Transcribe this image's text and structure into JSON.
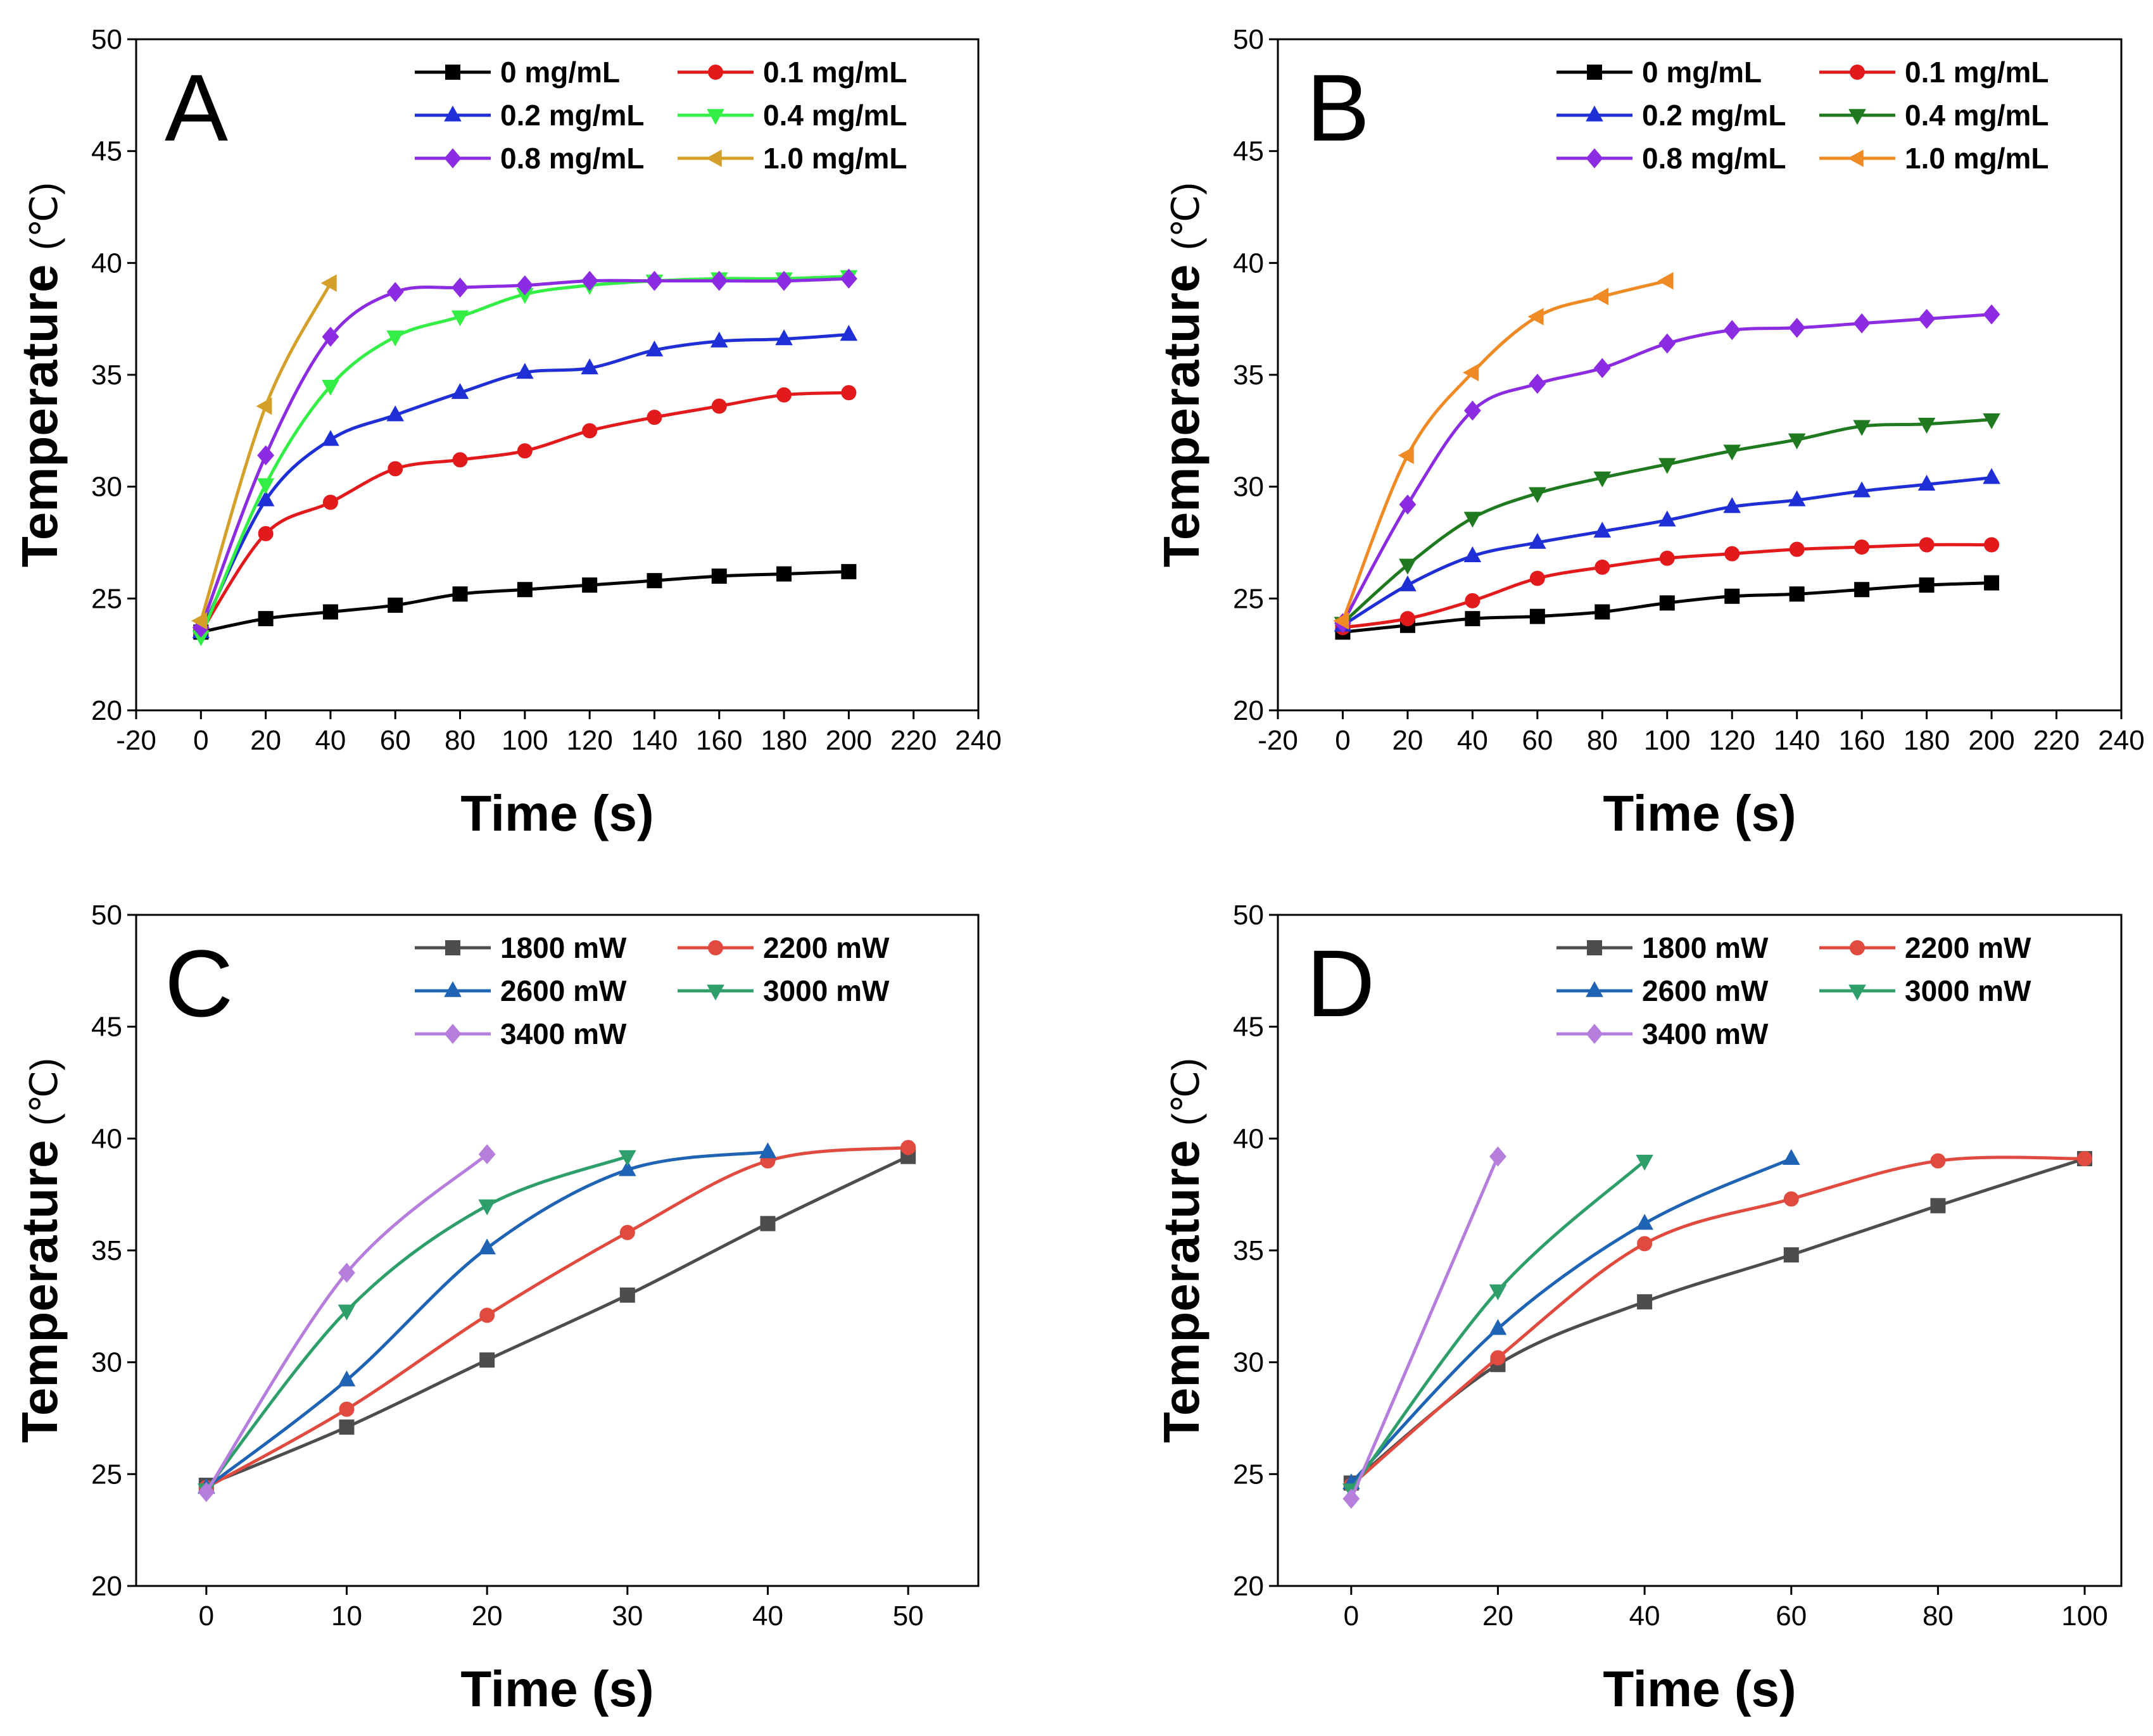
{
  "chart_data": [
    {
      "type": "line",
      "panel": "A",
      "xlabel": "Time (s)",
      "ylabel": "Temperature",
      "ylabel_unit": "℃",
      "xlim": [
        -20,
        240
      ],
      "ylim": [
        20,
        50
      ],
      "xticks": [
        -20,
        0,
        20,
        40,
        60,
        80,
        100,
        120,
        140,
        160,
        180,
        200,
        220,
        240
      ],
      "yticks": [
        20,
        25,
        30,
        35,
        40,
        45,
        50
      ],
      "legend_position": "top-right",
      "legend_columns": 2,
      "series": [
        {
          "name": "0  mg/mL",
          "color": "#000000",
          "marker": "square",
          "x": [
            0,
            20,
            40,
            60,
            80,
            100,
            120,
            140,
            160,
            180,
            200
          ],
          "y": [
            23.5,
            24.1,
            24.4,
            24.7,
            25.2,
            25.4,
            25.6,
            25.8,
            26.0,
            26.1,
            26.2
          ]
        },
        {
          "name": "0.1 mg/mL",
          "color": "#e31a1c",
          "marker": "circle",
          "x": [
            0,
            20,
            40,
            60,
            80,
            100,
            120,
            140,
            160,
            180,
            200
          ],
          "y": [
            23.5,
            27.9,
            29.3,
            30.8,
            31.2,
            31.6,
            32.5,
            33.1,
            33.6,
            34.1,
            34.2
          ]
        },
        {
          "name": "0.2 mg/mL",
          "color": "#1f2fd6",
          "marker": "triangle-up",
          "x": [
            0,
            20,
            40,
            60,
            80,
            100,
            120,
            140,
            160,
            180,
            200
          ],
          "y": [
            23.5,
            29.4,
            32.1,
            33.2,
            34.2,
            35.1,
            35.3,
            36.1,
            36.5,
            36.6,
            36.8
          ]
        },
        {
          "name": "0.4 mg/mL",
          "color": "#33ee44",
          "marker": "triangle-down",
          "x": [
            0,
            20,
            40,
            60,
            80,
            100,
            120,
            140,
            160,
            180,
            200
          ],
          "y": [
            23.3,
            30.1,
            34.5,
            36.7,
            37.6,
            38.6,
            39.0,
            39.2,
            39.3,
            39.3,
            39.4
          ]
        },
        {
          "name": "0.8 mg/mL",
          "color": "#8b2be2",
          "marker": "diamond",
          "x": [
            0,
            20,
            40,
            60,
            80,
            100,
            120,
            140,
            160,
            180,
            200
          ],
          "y": [
            23.7,
            31.4,
            36.7,
            38.7,
            38.9,
            39.0,
            39.2,
            39.2,
            39.2,
            39.2,
            39.3
          ]
        },
        {
          "name": "1.0  mg/mL",
          "color": "#d4a02a",
          "marker": "triangle-left",
          "x": [
            0,
            20,
            40
          ],
          "y": [
            24.0,
            33.6,
            39.1
          ]
        }
      ]
    },
    {
      "type": "line",
      "panel": "B",
      "xlabel": "Time (s)",
      "ylabel": "Temperature",
      "ylabel_unit": "℃",
      "xlim": [
        -20,
        240
      ],
      "ylim": [
        20,
        50
      ],
      "xticks": [
        -20,
        0,
        20,
        40,
        60,
        80,
        100,
        120,
        140,
        160,
        180,
        200,
        220,
        240
      ],
      "yticks": [
        20,
        25,
        30,
        35,
        40,
        45,
        50
      ],
      "legend_position": "top-right",
      "legend_columns": 2,
      "series": [
        {
          "name": "0 mg/mL",
          "color": "#000000",
          "marker": "square",
          "x": [
            0,
            20,
            40,
            60,
            80,
            100,
            120,
            140,
            160,
            180,
            200
          ],
          "y": [
            23.5,
            23.8,
            24.1,
            24.2,
            24.4,
            24.8,
            25.1,
            25.2,
            25.4,
            25.6,
            25.7
          ]
        },
        {
          "name": "0.1 mg/mL",
          "color": "#e31a1c",
          "marker": "circle",
          "x": [
            0,
            20,
            40,
            60,
            80,
            100,
            120,
            140,
            160,
            180,
            200
          ],
          "y": [
            23.7,
            24.1,
            24.9,
            25.9,
            26.4,
            26.8,
            27.0,
            27.2,
            27.3,
            27.4,
            27.4
          ]
        },
        {
          "name": "0.2 mg/mL",
          "color": "#1f2fd6",
          "marker": "triangle-up",
          "x": [
            0,
            20,
            40,
            60,
            80,
            100,
            120,
            140,
            160,
            180,
            200
          ],
          "y": [
            23.8,
            25.6,
            26.9,
            27.5,
            28.0,
            28.5,
            29.1,
            29.4,
            29.8,
            30.1,
            30.4
          ]
        },
        {
          "name": "0.4 mg/mL",
          "color": "#1f7a1f",
          "marker": "triangle-down",
          "x": [
            0,
            20,
            40,
            60,
            80,
            100,
            120,
            140,
            160,
            180,
            200
          ],
          "y": [
            23.9,
            26.5,
            28.6,
            29.7,
            30.4,
            31.0,
            31.6,
            32.1,
            32.7,
            32.8,
            33.0
          ]
        },
        {
          "name": "0.8 mg/mL",
          "color": "#8b2be2",
          "marker": "diamond",
          "x": [
            0,
            20,
            40,
            60,
            80,
            100,
            120,
            140,
            160,
            180,
            200
          ],
          "y": [
            23.9,
            29.2,
            33.4,
            34.6,
            35.3,
            36.4,
            37.0,
            37.1,
            37.3,
            37.5,
            37.7
          ]
        },
        {
          "name": "1.0 mg/mL",
          "color": "#f08a24",
          "marker": "triangle-left",
          "x": [
            0,
            20,
            40,
            60,
            80,
            100
          ],
          "y": [
            24.0,
            31.4,
            35.1,
            37.6,
            38.5,
            39.2
          ]
        }
      ]
    },
    {
      "type": "line",
      "panel": "C",
      "xlabel": "Time (s)",
      "ylabel": "Temperature",
      "ylabel_unit": "℃",
      "xlim": [
        -5,
        55
      ],
      "ylim": [
        20,
        50
      ],
      "xticks": [
        0,
        10,
        20,
        30,
        40,
        50
      ],
      "yticks": [
        20,
        25,
        30,
        35,
        40,
        45,
        50
      ],
      "legend_position": "top-right",
      "legend_columns": 2,
      "series": [
        {
          "name": "1800 mW",
          "color": "#4d4d4d",
          "marker": "square",
          "x": [
            0,
            10,
            20,
            30,
            40,
            50
          ],
          "y": [
            24.5,
            27.1,
            30.1,
            33.0,
            36.2,
            39.2
          ]
        },
        {
          "name": "2200 mW",
          "color": "#e04a3f",
          "marker": "circle",
          "x": [
            0,
            10,
            20,
            30,
            40,
            50
          ],
          "y": [
            24.4,
            27.9,
            32.1,
            35.8,
            39.0,
            39.6
          ]
        },
        {
          "name": "2600 mW",
          "color": "#1f63b5",
          "marker": "triangle-up",
          "x": [
            0,
            10,
            20,
            30,
            40
          ],
          "y": [
            24.4,
            29.2,
            35.1,
            38.6,
            39.4
          ]
        },
        {
          "name": "3000 mW",
          "color": "#2e9e6b",
          "marker": "triangle-down",
          "x": [
            0,
            10,
            20,
            30
          ],
          "y": [
            24.3,
            32.3,
            37.0,
            39.2
          ]
        },
        {
          "name": "3400 mW",
          "color": "#b57edc",
          "marker": "diamond",
          "x": [
            0,
            10,
            20
          ],
          "y": [
            24.2,
            34.0,
            39.3
          ]
        }
      ]
    },
    {
      "type": "line",
      "panel": "D",
      "xlabel": "Time (s)",
      "ylabel": "Temperature",
      "ylabel_unit": "℃",
      "xlim": [
        -10,
        105
      ],
      "ylim": [
        20,
        50
      ],
      "xticks": [
        0,
        20,
        40,
        60,
        80,
        100
      ],
      "yticks": [
        20,
        25,
        30,
        35,
        40,
        45,
        50
      ],
      "legend_position": "top-right",
      "legend_columns": 2,
      "series": [
        {
          "name": "1800 mW",
          "color": "#4d4d4d",
          "marker": "square",
          "x": [
            0,
            20,
            40,
            60,
            80,
            100
          ],
          "y": [
            24.6,
            29.9,
            32.7,
            34.8,
            37.0,
            39.1
          ]
        },
        {
          "name": "2200 mW",
          "color": "#e04a3f",
          "marker": "circle",
          "x": [
            0,
            20,
            40,
            60,
            80,
            100
          ],
          "y": [
            24.5,
            30.2,
            35.3,
            37.3,
            39.0,
            39.1
          ]
        },
        {
          "name": "2600 mW",
          "color": "#1f63b5",
          "marker": "triangle-up",
          "x": [
            0,
            20,
            40,
            60
          ],
          "y": [
            24.6,
            31.5,
            36.2,
            39.1
          ]
        },
        {
          "name": "3000 mW",
          "color": "#2e9e6b",
          "marker": "triangle-down",
          "x": [
            0,
            20,
            40
          ],
          "y": [
            24.3,
            33.2,
            39.0
          ]
        },
        {
          "name": "3400 mW",
          "color": "#b57edc",
          "marker": "diamond",
          "x": [
            0,
            20
          ],
          "y": [
            23.9,
            39.2
          ]
        }
      ]
    }
  ]
}
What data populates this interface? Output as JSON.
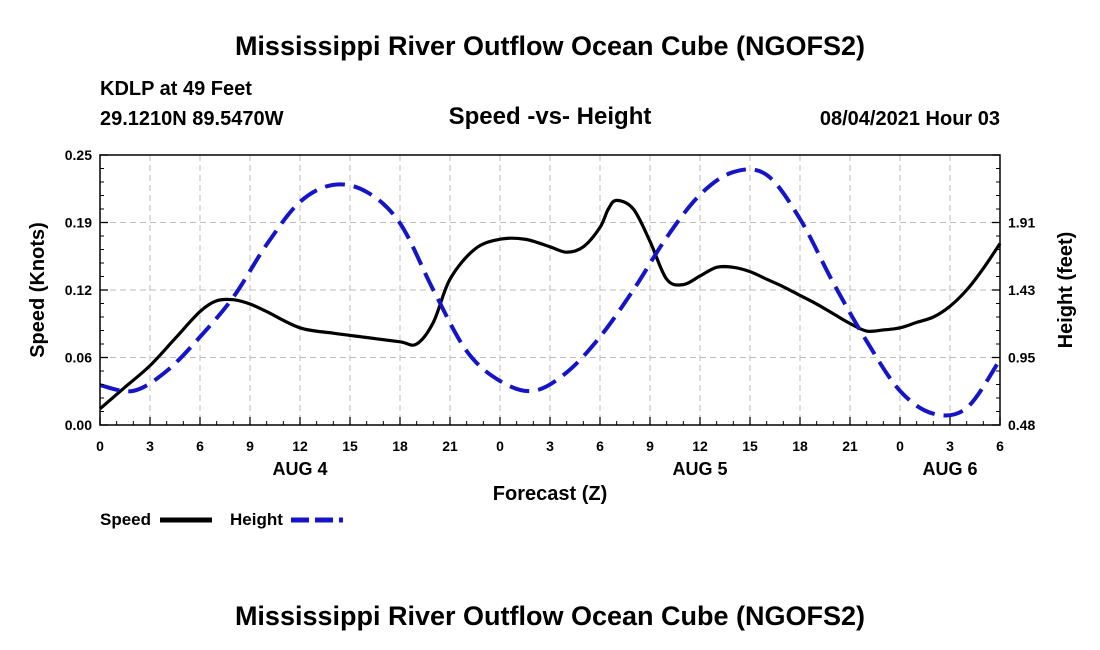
{
  "header": {
    "title_top": "Mississippi River Outflow Ocean Cube (NGOFS2)",
    "station": "KDLP at 49 Feet",
    "coords": "29.1210N  89.5470W",
    "subtitle": "Speed -vs- Height",
    "datetime": "08/04/2021 Hour 03",
    "title_bottom": "Mississippi River Outflow Ocean Cube (NGOFS2)"
  },
  "legend": {
    "speed_label": "Speed",
    "height_label": "Height"
  },
  "colors": {
    "speed": "#000000",
    "height": "#1414c8",
    "grid": "#bdbdbd"
  },
  "chart_data": {
    "type": "line",
    "title": "Speed -vs- Height",
    "xlabel": "Forecast (Z)",
    "ylabel": "Speed (Knots)",
    "y2label": "Height (feet)",
    "xlim": [
      0,
      54
    ],
    "ylim": [
      0,
      0.25
    ],
    "y2lim": [
      0.48,
      2.38
    ],
    "x_ticks": [
      0,
      3,
      6,
      9,
      12,
      15,
      18,
      21,
      24,
      27,
      30,
      33,
      36,
      39,
      42,
      45,
      48,
      51,
      54
    ],
    "x_tick_labels": [
      "0",
      "3",
      "6",
      "9",
      "12",
      "15",
      "18",
      "21",
      "0",
      "3",
      "6",
      "9",
      "12",
      "15",
      "18",
      "21",
      "0",
      "3",
      "6"
    ],
    "y_ticks": [
      0,
      0.0625,
      0.125,
      0.1875,
      0.25
    ],
    "y_tick_labels": [
      "0.00",
      "0.06",
      "0.12",
      "0.19",
      "0.25"
    ],
    "y2_ticks": [
      0.48,
      0.955,
      1.43,
      1.905,
      2.38
    ],
    "y2_tick_labels": [
      "0.48",
      "0.95",
      "1.43",
      "1.91",
      ""
    ],
    "date_labels": [
      {
        "x": 12,
        "label": "AUG 4"
      },
      {
        "x": 36,
        "label": "AUG 5"
      },
      {
        "x": 51,
        "label": "AUG 6"
      }
    ],
    "series": [
      {
        "name": "Speed",
        "axis": "left",
        "style": "solid",
        "x": [
          0,
          1.5,
          3,
          4.5,
          6,
          7,
          8,
          9,
          10,
          12,
          14,
          16,
          18,
          19,
          20,
          21,
          22.5,
          24,
          25.5,
          27,
          28,
          29,
          30,
          30.5,
          31,
          32,
          33,
          34,
          35,
          36,
          37,
          38,
          39,
          40,
          41,
          42,
          43,
          44,
          45,
          46,
          47,
          48,
          49,
          50,
          51,
          52,
          53,
          54
        ],
        "values": [
          0.015,
          0.035,
          0.055,
          0.08,
          0.105,
          0.115,
          0.116,
          0.112,
          0.105,
          0.09,
          0.085,
          0.081,
          0.077,
          0.075,
          0.095,
          0.135,
          0.163,
          0.172,
          0.172,
          0.165,
          0.16,
          0.165,
          0.183,
          0.2,
          0.208,
          0.2,
          0.17,
          0.135,
          0.13,
          0.138,
          0.146,
          0.146,
          0.142,
          0.135,
          0.128,
          0.12,
          0.112,
          0.103,
          0.094,
          0.087,
          0.088,
          0.09,
          0.095,
          0.1,
          0.11,
          0.125,
          0.145,
          0.168
        ]
      },
      {
        "name": "Height",
        "axis": "right",
        "style": "dashed",
        "x": [
          0,
          2,
          4,
          6,
          8,
          10,
          12,
          14,
          16,
          18,
          20,
          22,
          24,
          26,
          28,
          30,
          32,
          34,
          36,
          38,
          40,
          42,
          44,
          46,
          48,
          50,
          52,
          54
        ],
        "values": [
          0.76,
          0.72,
          0.86,
          1.1,
          1.38,
          1.75,
          2.05,
          2.17,
          2.12,
          1.9,
          1.43,
          1.0,
          0.79,
          0.72,
          0.85,
          1.1,
          1.43,
          1.8,
          2.1,
          2.26,
          2.24,
          1.93,
          1.48,
          1.07,
          0.72,
          0.56,
          0.6,
          0.94
        ]
      }
    ]
  }
}
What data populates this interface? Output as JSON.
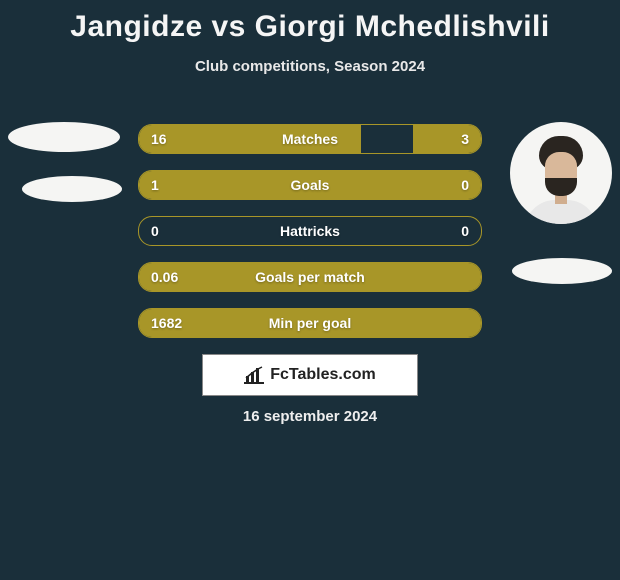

* WHAT THE TASK ASKS: Write out every line of the listing that holds the word "Outflow".

* RESULT:
    "title_top": "Mississippi River Outflow Ocean Cube (NGOFS2)",
    "title_bottom": "Mississippi River Outflow Ocean Cube (NGOFS2)"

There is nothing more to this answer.